__Required work__:
Give the records back in full, exactly as they read.

Start Source material

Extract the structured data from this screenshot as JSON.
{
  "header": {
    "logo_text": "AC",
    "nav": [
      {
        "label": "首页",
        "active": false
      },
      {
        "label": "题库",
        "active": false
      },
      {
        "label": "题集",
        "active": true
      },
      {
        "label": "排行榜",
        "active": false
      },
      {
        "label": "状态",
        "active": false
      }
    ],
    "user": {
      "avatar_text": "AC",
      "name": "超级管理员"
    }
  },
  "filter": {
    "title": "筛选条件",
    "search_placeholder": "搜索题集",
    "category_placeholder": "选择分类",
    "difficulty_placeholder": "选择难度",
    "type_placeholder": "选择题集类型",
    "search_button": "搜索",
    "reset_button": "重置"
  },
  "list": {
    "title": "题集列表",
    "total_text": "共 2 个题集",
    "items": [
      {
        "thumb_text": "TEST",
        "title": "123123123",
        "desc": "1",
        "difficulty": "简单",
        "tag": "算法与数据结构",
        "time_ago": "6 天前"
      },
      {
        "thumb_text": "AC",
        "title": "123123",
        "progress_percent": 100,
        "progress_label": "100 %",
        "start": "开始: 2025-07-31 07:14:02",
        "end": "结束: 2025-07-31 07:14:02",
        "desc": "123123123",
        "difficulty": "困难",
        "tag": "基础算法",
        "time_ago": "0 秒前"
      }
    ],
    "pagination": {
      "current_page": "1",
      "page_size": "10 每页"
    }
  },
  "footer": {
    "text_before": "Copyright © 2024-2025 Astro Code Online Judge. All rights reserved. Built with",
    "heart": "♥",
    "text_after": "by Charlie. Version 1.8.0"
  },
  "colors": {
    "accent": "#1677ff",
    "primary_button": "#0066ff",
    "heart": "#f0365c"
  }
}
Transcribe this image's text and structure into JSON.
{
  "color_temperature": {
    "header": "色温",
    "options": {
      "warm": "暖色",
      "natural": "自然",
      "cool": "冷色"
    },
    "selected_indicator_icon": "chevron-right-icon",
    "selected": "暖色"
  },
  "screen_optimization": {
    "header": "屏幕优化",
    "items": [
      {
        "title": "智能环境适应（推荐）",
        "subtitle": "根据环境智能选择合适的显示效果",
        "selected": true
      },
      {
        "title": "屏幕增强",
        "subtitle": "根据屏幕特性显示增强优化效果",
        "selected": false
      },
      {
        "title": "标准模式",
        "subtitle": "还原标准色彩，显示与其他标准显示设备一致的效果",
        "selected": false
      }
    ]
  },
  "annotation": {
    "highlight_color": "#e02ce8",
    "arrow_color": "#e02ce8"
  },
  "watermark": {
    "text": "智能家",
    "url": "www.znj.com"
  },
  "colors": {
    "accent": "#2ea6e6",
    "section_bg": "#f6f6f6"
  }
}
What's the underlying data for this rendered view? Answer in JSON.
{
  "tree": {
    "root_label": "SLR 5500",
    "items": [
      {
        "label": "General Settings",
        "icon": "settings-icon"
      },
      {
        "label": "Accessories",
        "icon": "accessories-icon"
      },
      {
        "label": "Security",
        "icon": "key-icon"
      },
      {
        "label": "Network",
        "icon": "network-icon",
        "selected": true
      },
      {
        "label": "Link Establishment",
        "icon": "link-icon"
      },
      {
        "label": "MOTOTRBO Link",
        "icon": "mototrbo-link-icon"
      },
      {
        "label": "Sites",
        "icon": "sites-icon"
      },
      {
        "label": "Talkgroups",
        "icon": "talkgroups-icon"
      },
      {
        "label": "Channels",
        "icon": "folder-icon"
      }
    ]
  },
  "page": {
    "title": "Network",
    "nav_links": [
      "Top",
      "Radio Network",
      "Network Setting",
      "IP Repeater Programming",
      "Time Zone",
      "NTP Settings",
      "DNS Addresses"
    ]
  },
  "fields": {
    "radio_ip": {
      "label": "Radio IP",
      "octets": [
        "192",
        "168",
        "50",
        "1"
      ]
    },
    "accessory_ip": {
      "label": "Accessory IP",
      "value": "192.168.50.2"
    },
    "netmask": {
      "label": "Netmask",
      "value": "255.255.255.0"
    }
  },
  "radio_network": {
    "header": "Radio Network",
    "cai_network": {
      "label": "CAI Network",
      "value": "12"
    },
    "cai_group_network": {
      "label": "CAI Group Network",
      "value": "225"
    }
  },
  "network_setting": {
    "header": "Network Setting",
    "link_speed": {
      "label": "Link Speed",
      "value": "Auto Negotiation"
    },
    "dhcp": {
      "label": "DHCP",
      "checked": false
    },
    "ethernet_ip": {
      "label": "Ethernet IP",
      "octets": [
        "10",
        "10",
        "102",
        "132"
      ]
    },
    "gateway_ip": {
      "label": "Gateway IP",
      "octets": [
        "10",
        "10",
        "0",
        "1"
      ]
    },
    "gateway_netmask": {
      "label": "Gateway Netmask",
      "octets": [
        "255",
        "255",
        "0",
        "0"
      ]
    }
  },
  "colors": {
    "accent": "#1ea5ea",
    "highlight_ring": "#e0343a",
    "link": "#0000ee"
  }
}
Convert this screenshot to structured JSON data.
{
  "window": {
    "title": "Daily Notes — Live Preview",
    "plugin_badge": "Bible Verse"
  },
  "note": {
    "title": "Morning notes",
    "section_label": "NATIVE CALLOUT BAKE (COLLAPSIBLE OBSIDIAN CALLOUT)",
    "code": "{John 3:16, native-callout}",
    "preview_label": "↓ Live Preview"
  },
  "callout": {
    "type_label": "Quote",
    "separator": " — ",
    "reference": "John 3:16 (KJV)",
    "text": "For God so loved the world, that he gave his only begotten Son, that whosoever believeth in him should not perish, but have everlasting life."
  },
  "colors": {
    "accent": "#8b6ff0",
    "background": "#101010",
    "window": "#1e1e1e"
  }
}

End Source material

__Solution below__:
Extract the structured data from this screenshot as JSON.
{
  "header": {
    "logo_text": "AC",
    "nav": [
      {
        "label": "首页",
        "active": false
      },
      {
        "label": "题库",
        "active": false
      },
      {
        "label": "题集",
        "active": true
      },
      {
        "label": "排行榜",
        "active": false
      },
      {
        "label": "状态",
        "active": false
      }
    ],
    "user": {
      "avatar_text": "AC",
      "name": "超级管理员"
    }
  },
  "filter": {
    "title": "筛选条件",
    "search_placeholder": "搜索题集",
    "category_placeholder": "选择分类",
    "difficulty_placeholder": "选择难度",
    "type_placeholder": "选择题集类型",
    "search_button": "搜索",
    "reset_button": "重置"
  },
  "list": {
    "title": "题集列表",
    "total_text": "共 2 个题集",
    "items": [
      {
        "thumb_text": "TEST",
        "title": "123123123",
        "desc": "1",
        "difficulty": "简单",
        "tag": "算法与数据结构",
        "time_ago": "6 天前"
      },
      {
        "thumb_text": "AC",
        "title": "123123",
        "progress_percent": 100,
        "progress_label": "100 %",
        "start": "开始: 2025-07-31 07:14:02",
        "end": "结束: 2025-07-31 07:14:02",
        "desc": "123123123",
        "difficulty": "困难",
        "tag": "基础算法",
        "time_ago": "0 秒前"
      }
    ],
    "pagination": {
      "current_page": "1",
      "page_size": "10 每页"
    }
  },
  "footer": {
    "text_before": "Copyright © 2024-2025 Astro Code Online Judge. All rights reserved. Built with",
    "heart": "♥",
    "text_after": "by Charlie. Version 1.8.0"
  },
  "colors": {
    "accent": "#1677ff",
    "primary_button": "#0066ff",
    "heart": "#f0365c"
  }
}
Transcribe this image's text and structure into JSON.
{
  "color_temperature": {
    "header": "色温",
    "options": {
      "warm": "暖色",
      "natural": "自然",
      "cool": "冷色"
    },
    "selected_indicator_icon": "chevron-right-icon",
    "selected": "暖色"
  },
  "screen_optimization": {
    "header": "屏幕优化",
    "items": [
      {
        "title": "智能环境适应（推荐）",
        "subtitle": "根据环境智能选择合适的显示效果",
        "selected": true
      },
      {
        "title": "屏幕增强",
        "subtitle": "根据屏幕特性显示增强优化效果",
        "selected": false
      },
      {
        "title": "标准模式",
        "subtitle": "还原标准色彩，显示与其他标准显示设备一致的效果",
        "selected": false
      }
    ]
  },
  "annotation": {
    "highlight_color": "#e02ce8",
    "arrow_color": "#e02ce8"
  },
  "watermark": {
    "text": "智能家",
    "url": "www.znj.com"
  },
  "colors": {
    "accent": "#2ea6e6",
    "section_bg": "#f6f6f6"
  }
}
What's the underlying data for this rendered view? Answer in JSON.
{
  "tree": {
    "root_label": "SLR 5500",
    "items": [
      {
        "label": "General Settings",
        "icon": "settings-icon"
      },
      {
        "label": "Accessories",
        "icon": "accessories-icon"
      },
      {
        "label": "Security",
        "icon": "key-icon"
      },
      {
        "label": "Network",
        "icon": "network-icon",
        "selected": true
      },
      {
        "label": "Link Establishment",
        "icon": "link-icon"
      },
      {
        "label": "MOTOTRBO Link",
        "icon": "mototrbo-link-icon"
      },
      {
        "label": "Sites",
        "icon": "sites-icon"
      },
      {
        "label": "Talkgroups",
        "icon": "talkgroups-icon"
      },
      {
        "label": "Channels",
        "icon": "folder-icon"
      }
    ]
  },
  "page": {
    "title": "Network",
    "nav_links": [
      "Top",
      "Radio Network",
      "Network Setting",
      "IP Repeater Programming",
      "Time Zone",
      "NTP Settings",
      "DNS Addresses"
    ]
  },
  "fields": {
    "radio_ip": {
      "label": "Radio IP",
      "octets": [
        "192",
        "168",
        "50",
        "1"
      ]
    },
    "accessory_ip": {
      "label": "Accessory IP",
      "value": "192.168.50.2"
    },
    "netmask": {
      "label": "Netmask",
      "value": "255.255.255.0"
    }
  },
  "radio_network": {
    "header": "Radio Network",
    "cai_network": {
      "label": "CAI Network",
      "value": "12"
    },
    "cai_group_network": {
      "label": "CAI Group Network",
      "value": "225"
    }
  },
  "network_setting": {
    "header": "Network Setting",
    "link_speed": {
      "label": "Link Speed",
      "value": "Auto Negotiation"
    },
    "dhcp": {
      "label": "DHCP",
      "checked": false
    },
    "ethernet_ip": {
      "label": "Ethernet IP",
      "octets": [
        "10",
        "10",
        "102",
        "132"
      ]
    },
    "gateway_ip": {
      "label": "Gateway IP",
      "octets": [
        "10",
        "10",
        "0",
        "1"
      ]
    },
    "gateway_netmask": {
      "label": "Gateway Netmask",
      "octets": [
        "255",
        "255",
        "0",
        "0"
      ]
    }
  },
  "colors": {
    "accent": "#1ea5ea",
    "highlight_ring": "#e0343a",
    "link": "#0000ee"
  }
}
Convert this screenshot to structured JSON data.
{
  "window": {
    "title": "Daily Notes — Live Preview",
    "plugin_badge": "Bible Verse"
  },
  "note": {
    "title": "Morning notes",
    "section_label": "NATIVE CALLOUT BAKE (COLLAPSIBLE OBSIDIAN CALLOUT)",
    "code": "{John 3:16, native-callout}",
    "preview_label": "↓ Live Preview"
  },
  "callout": {
    "type_label": "Quote",
    "separator": " — ",
    "reference": "John 3:16 (KJV)",
    "text": "For God so loved the world, that he gave his only begotten Son, that whosoever believeth in him should not perish, but have everlasting life."
  },
  "colors": {
    "accent": "#8b6ff0",
    "background": "#101010",
    "window": "#1e1e1e"
  }
}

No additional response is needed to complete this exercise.